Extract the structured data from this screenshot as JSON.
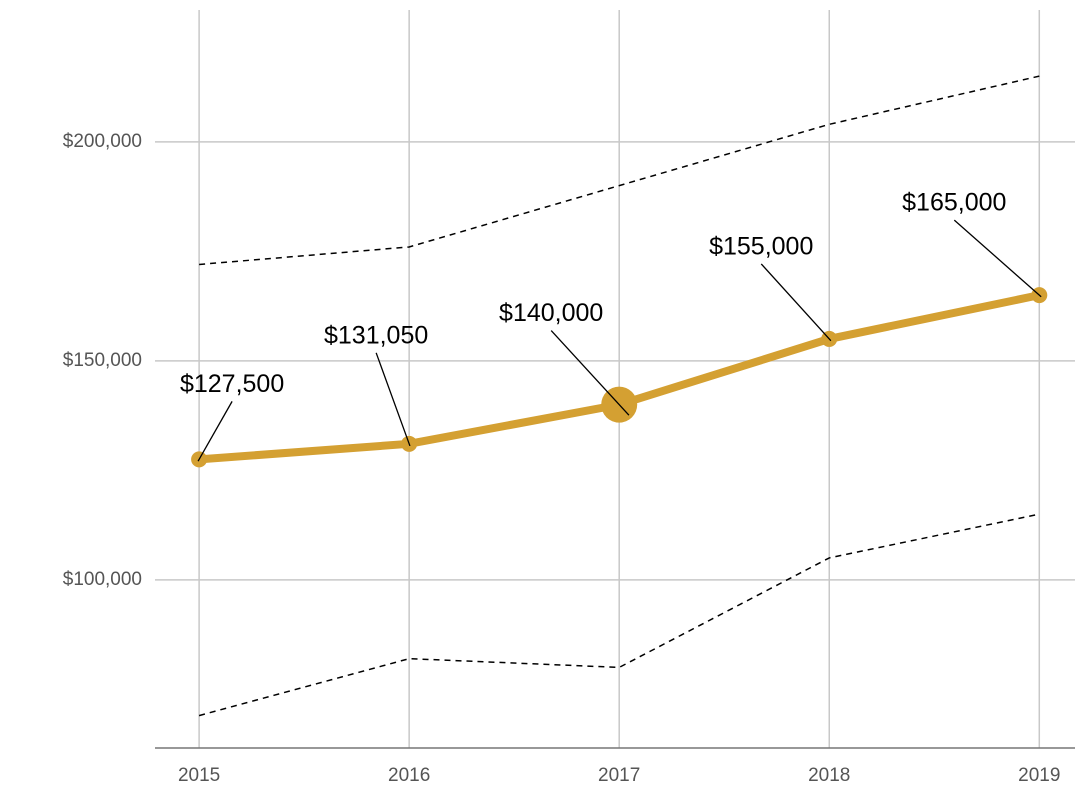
{
  "chart_data": {
    "type": "line",
    "x": [
      2015,
      2016,
      2017,
      2018,
      2019
    ],
    "series": [
      {
        "color": "#d4a032",
        "values": [
          127500,
          131050,
          140000,
          155000,
          165000
        ],
        "value_labels": [
          "$127,500",
          "$131,050",
          "$140,000",
          "$155,000",
          "$165,000"
        ]
      },
      {
        "color": "#000000",
        "dash": true,
        "values": [
          172000,
          176000,
          190000,
          204000,
          215000
        ]
      },
      {
        "color": "#000000",
        "dash": true,
        "values": [
          69000,
          82000,
          80000,
          105000,
          115000
        ]
      }
    ],
    "highlight": 2017,
    "xlim": [
      2014.79,
      2019.17
    ],
    "xticks": [
      2015,
      2016,
      2017,
      2018,
      2019
    ],
    "ylim": [
      61600,
      230100
    ],
    "yticks": [
      {
        "value": 100000,
        "label": "$100,000"
      },
      {
        "value": 150000,
        "label": "$150,000"
      },
      {
        "value": 200000,
        "label": "$200,000"
      }
    ],
    "grid": true
  }
}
= = = =
#### Written task:
Omit the pictures. Output every record above word for word.

#### Written reply:
Extract the structured data from this screenshot as JSON.
{
  "chart_data": {
    "type": "line",
    "x": [
      2015,
      2016,
      2017,
      2018,
      2019
    ],
    "series": [
      {
        "color": "#d4a032",
        "values": [
          127500,
          131050,
          140000,
          155000,
          165000
        ],
        "value_labels": [
          "$127,500",
          "$131,050",
          "$140,000",
          "$155,000",
          "$165,000"
        ]
      },
      {
        "color": "#000000",
        "dash": true,
        "values": [
          172000,
          176000,
          190000,
          204000,
          215000
        ]
      },
      {
        "color": "#000000",
        "dash": true,
        "values": [
          69000,
          82000,
          80000,
          105000,
          115000
        ]
      }
    ],
    "highlight": 2017,
    "xlim": [
      2014.79,
      2019.17
    ],
    "xticks": [
      2015,
      2016,
      2017,
      2018,
      2019
    ],
    "ylim": [
      61600,
      230100
    ],
    "yticks": [
      {
        "value": 100000,
        "label": "$100,000"
      },
      {
        "value": 150000,
        "label": "$150,000"
      },
      {
        "value": 200000,
        "label": "$200,000"
      }
    ],
    "grid": true
  }
}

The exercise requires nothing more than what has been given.